:: Directive ::
Give back every line exactly as it appears, pictures excluded.

:: Record set ::
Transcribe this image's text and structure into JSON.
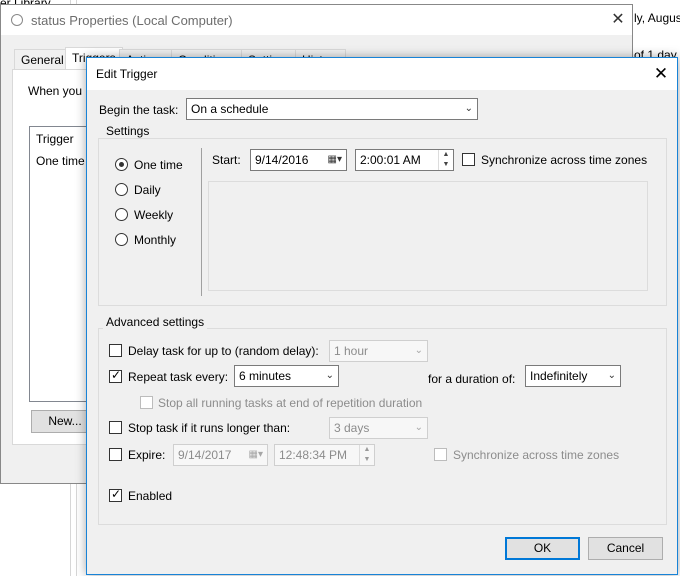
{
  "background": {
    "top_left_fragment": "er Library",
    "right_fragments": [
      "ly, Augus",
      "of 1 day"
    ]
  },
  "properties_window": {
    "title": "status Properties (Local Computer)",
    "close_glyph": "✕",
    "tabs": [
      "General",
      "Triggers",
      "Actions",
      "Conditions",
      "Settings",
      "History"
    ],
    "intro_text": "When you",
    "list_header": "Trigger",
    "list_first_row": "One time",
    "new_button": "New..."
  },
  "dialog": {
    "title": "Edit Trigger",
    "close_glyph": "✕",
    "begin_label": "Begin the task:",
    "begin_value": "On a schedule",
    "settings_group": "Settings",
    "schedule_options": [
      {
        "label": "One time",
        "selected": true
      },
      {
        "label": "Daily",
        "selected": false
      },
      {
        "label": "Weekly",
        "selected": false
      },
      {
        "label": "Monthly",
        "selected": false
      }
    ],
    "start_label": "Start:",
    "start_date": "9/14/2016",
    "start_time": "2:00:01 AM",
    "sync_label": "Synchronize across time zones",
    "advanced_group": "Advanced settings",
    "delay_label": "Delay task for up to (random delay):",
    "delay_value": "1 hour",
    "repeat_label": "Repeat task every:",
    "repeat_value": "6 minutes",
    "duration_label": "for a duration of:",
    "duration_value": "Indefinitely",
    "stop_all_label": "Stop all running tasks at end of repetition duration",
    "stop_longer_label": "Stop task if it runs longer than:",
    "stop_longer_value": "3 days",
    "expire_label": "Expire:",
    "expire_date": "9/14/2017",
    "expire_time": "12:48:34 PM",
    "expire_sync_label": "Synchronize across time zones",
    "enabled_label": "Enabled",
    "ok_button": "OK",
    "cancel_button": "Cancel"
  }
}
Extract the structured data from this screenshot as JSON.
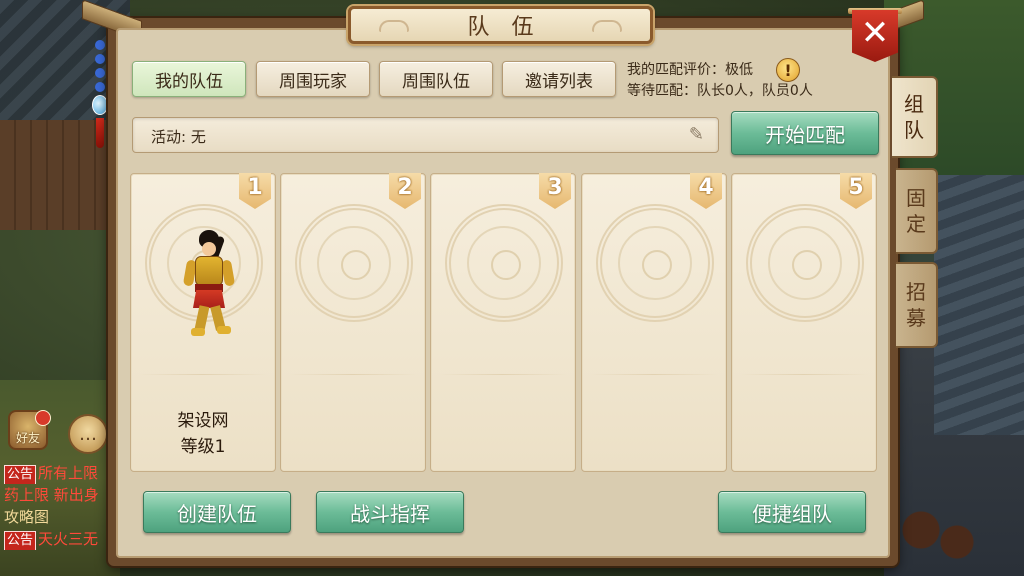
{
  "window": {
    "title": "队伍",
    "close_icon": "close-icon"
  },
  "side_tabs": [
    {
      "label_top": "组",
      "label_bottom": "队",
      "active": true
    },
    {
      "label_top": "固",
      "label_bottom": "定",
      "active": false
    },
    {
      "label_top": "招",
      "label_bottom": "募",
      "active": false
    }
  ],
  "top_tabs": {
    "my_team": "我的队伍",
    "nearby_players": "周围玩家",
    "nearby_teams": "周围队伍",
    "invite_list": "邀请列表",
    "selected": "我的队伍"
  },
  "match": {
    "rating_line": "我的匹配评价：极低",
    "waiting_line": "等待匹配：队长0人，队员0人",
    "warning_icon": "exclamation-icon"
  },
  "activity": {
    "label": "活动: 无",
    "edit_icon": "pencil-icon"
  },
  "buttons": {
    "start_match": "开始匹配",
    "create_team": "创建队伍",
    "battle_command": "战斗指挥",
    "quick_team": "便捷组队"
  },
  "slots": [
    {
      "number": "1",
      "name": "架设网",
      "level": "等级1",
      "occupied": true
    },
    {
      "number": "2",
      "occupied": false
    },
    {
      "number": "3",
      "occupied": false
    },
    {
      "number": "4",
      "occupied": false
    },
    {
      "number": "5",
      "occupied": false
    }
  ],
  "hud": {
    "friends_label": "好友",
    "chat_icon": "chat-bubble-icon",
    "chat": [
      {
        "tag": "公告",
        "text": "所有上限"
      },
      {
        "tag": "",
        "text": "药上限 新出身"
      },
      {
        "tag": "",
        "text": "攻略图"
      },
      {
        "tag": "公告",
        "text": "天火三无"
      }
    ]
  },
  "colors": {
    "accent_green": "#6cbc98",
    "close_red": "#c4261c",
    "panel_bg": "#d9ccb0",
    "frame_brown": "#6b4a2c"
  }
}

:: Completed exercise ::
Transcribe this image's text and structure into JSON.
{
  "background": {
    "top_left_fragment": "er Library",
    "right_fragments": [
      "ly, Augus",
      "of 1 day"
    ]
  },
  "properties_window": {
    "title": "status Properties (Local Computer)",
    "close_glyph": "✕",
    "tabs": [
      "General",
      "Triggers",
      "Actions",
      "Conditions",
      "Settings",
      "History"
    ],
    "intro_text": "When you",
    "list_header": "Trigger",
    "list_first_row": "One time",
    "new_button": "New..."
  },
  "dialog": {
    "title": "Edit Trigger",
    "close_glyph": "✕",
    "begin_label": "Begin the task:",
    "begin_value": "On a schedule",
    "settings_group": "Settings",
    "schedule_options": [
      {
        "label": "One time",
        "selected": true
      },
      {
        "label": "Daily",
        "selected": false
      },
      {
        "label": "Weekly",
        "selected": false
      },
      {
        "label": "Monthly",
        "selected": false
      }
    ],
    "start_label": "Start:",
    "start_date": "9/14/2016",
    "start_time": "2:00:01 AM",
    "sync_label": "Synchronize across time zones",
    "advanced_group": "Advanced settings",
    "delay_label": "Delay task for up to (random delay):",
    "delay_value": "1 hour",
    "repeat_label": "Repeat task every:",
    "repeat_value": "6 minutes",
    "duration_label": "for a duration of:",
    "duration_value": "Indefinitely",
    "stop_all_label": "Stop all running tasks at end of repetition duration",
    "stop_longer_label": "Stop task if it runs longer than:",
    "stop_longer_value": "3 days",
    "expire_label": "Expire:",
    "expire_date": "9/14/2017",
    "expire_time": "12:48:34 PM",
    "expire_sync_label": "Synchronize across time zones",
    "enabled_label": "Enabled",
    "ok_button": "OK",
    "cancel_button": "Cancel"
  }
}
Extract the structured data from this screenshot as JSON.
{
  "window": {
    "title": "队伍",
    "close_icon": "close-icon"
  },
  "side_tabs": [
    {
      "label_top": "组",
      "label_bottom": "队",
      "active": true
    },
    {
      "label_top": "固",
      "label_bottom": "定",
      "active": false
    },
    {
      "label_top": "招",
      "label_bottom": "募",
      "active": false
    }
  ],
  "top_tabs": {
    "my_team": "我的队伍",
    "nearby_players": "周围玩家",
    "nearby_teams": "周围队伍",
    "invite_list": "邀请列表",
    "selected": "我的队伍"
  },
  "match": {
    "rating_line": "我的匹配评价：极低",
    "waiting_line": "等待匹配：队长0人，队员0人",
    "warning_icon": "exclamation-icon"
  },
  "activity": {
    "label": "活动: 无",
    "edit_icon": "pencil-icon"
  },
  "buttons": {
    "start_match": "开始匹配",
    "create_team": "创建队伍",
    "battle_command": "战斗指挥",
    "quick_team": "便捷组队"
  },
  "slots": [
    {
      "number": "1",
      "name": "架设网",
      "level": "等级1",
      "occupied": true
    },
    {
      "number": "2",
      "occupied": false
    },
    {
      "number": "3",
      "occupied": false
    },
    {
      "number": "4",
      "occupied": false
    },
    {
      "number": "5",
      "occupied": false
    }
  ],
  "hud": {
    "friends_label": "好友",
    "chat_icon": "chat-bubble-icon",
    "chat": [
      {
        "tag": "公告",
        "text": "所有上限"
      },
      {
        "tag": "",
        "text": "药上限 新出身"
      },
      {
        "tag": "",
        "text": "攻略图"
      },
      {
        "tag": "公告",
        "text": "天火三无"
      }
    ]
  },
  "colors": {
    "accent_green": "#6cbc98",
    "close_red": "#c4261c",
    "panel_bg": "#d9ccb0",
    "frame_brown": "#6b4a2c"
  }
}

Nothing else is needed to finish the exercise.